Work instructions>
Check each line of the listing for the string "Average", then state how many lines have it. Only the number is wanted.

▼

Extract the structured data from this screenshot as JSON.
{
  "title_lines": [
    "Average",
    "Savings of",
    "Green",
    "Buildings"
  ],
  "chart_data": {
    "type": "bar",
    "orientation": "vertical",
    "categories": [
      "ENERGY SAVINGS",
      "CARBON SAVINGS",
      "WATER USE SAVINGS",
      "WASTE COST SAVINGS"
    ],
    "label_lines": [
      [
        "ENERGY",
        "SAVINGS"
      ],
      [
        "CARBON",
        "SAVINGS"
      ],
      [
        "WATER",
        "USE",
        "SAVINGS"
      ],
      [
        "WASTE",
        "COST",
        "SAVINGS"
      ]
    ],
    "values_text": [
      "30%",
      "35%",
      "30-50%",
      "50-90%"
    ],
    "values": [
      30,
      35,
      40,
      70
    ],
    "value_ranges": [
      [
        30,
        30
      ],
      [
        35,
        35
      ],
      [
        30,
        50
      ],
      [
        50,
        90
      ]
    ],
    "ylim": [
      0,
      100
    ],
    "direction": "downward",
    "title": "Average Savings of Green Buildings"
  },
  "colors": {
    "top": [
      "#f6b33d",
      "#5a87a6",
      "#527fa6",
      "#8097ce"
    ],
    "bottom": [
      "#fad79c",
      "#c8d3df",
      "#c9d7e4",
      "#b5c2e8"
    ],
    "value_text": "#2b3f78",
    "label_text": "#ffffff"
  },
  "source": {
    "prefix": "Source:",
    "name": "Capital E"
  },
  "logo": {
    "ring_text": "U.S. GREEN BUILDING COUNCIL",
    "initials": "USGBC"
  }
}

▲

Exercise answer>
2